__WHAT IS BEING ASKED__. From the entries that follow, pick out all lines holding "name".
— start —
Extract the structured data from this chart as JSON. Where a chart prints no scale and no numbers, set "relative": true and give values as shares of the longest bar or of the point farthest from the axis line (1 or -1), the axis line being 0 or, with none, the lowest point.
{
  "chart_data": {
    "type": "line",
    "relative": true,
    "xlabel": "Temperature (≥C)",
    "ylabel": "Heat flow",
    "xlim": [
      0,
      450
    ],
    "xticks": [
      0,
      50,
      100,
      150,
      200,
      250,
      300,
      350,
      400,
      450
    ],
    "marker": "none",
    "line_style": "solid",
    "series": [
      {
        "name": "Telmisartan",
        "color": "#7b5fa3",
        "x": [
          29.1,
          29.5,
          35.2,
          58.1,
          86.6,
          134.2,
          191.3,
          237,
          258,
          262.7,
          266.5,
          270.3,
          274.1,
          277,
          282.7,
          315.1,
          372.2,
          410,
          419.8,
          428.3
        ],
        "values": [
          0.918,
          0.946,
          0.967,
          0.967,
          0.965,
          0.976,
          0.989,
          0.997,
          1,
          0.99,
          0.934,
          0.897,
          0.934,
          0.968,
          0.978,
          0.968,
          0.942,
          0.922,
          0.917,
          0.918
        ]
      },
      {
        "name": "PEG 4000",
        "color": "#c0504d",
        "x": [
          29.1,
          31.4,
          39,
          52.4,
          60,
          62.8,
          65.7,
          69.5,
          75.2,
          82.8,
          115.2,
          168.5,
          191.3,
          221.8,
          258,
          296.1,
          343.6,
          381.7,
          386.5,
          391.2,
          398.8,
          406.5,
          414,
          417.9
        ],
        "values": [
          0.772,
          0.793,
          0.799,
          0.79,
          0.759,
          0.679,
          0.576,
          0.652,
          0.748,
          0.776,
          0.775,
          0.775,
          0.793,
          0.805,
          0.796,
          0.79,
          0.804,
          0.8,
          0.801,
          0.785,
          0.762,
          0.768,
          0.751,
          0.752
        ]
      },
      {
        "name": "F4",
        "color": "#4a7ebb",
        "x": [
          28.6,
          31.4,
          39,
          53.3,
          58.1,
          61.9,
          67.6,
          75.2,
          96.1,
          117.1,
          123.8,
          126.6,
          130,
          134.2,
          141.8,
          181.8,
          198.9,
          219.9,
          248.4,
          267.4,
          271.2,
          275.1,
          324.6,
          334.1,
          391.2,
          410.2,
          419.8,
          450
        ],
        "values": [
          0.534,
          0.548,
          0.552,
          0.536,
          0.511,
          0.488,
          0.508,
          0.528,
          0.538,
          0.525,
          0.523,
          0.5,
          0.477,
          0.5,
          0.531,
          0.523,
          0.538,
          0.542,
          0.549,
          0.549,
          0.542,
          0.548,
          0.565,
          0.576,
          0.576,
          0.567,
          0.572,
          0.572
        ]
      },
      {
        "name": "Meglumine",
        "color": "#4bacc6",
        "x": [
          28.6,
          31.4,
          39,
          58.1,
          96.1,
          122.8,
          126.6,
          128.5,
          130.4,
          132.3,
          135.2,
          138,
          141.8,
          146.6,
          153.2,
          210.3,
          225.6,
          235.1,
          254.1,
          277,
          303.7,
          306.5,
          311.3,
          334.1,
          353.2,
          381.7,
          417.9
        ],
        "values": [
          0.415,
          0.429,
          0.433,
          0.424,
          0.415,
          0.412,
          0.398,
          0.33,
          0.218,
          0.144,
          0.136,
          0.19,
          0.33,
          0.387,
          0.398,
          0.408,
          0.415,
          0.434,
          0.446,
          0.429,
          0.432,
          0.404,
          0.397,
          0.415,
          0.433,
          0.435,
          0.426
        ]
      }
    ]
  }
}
— end —
__RESULT OF THE EXERCISE__.
        "name": "Telmisartan",
        "name": "PEG 4000",
        "name": "F4",
        "name": "Meglumine",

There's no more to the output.